→ **WHAT YOU ARE ASKED TO DO**
Search the material for the word "name" and copy each line that holds it.

→ **THE INPUT**
_ _ _ _
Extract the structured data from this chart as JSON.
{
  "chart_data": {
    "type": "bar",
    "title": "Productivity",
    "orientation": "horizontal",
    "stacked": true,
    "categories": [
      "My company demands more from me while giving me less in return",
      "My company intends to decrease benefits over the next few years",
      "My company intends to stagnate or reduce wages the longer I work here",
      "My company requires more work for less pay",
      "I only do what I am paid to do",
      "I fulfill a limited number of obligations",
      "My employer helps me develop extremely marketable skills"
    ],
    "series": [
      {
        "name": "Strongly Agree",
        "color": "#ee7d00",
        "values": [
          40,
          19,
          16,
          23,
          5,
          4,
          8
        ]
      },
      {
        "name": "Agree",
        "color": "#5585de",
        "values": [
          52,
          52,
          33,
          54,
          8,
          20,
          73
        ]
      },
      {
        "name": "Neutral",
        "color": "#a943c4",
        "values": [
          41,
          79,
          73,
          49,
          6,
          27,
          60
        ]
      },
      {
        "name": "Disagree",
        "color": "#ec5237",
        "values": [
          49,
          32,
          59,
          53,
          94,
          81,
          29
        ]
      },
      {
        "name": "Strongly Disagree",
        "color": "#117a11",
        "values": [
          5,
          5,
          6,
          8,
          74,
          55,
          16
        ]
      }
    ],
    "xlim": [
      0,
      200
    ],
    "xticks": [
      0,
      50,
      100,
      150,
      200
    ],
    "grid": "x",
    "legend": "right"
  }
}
_ _ _ _
→ **WRITTEN SOLUTION**
        "name": "Strongly Agree",
        "name": "Agree",
        "name": "Neutral",
        "name": "Disagree",
        "name": "Strongly Disagree",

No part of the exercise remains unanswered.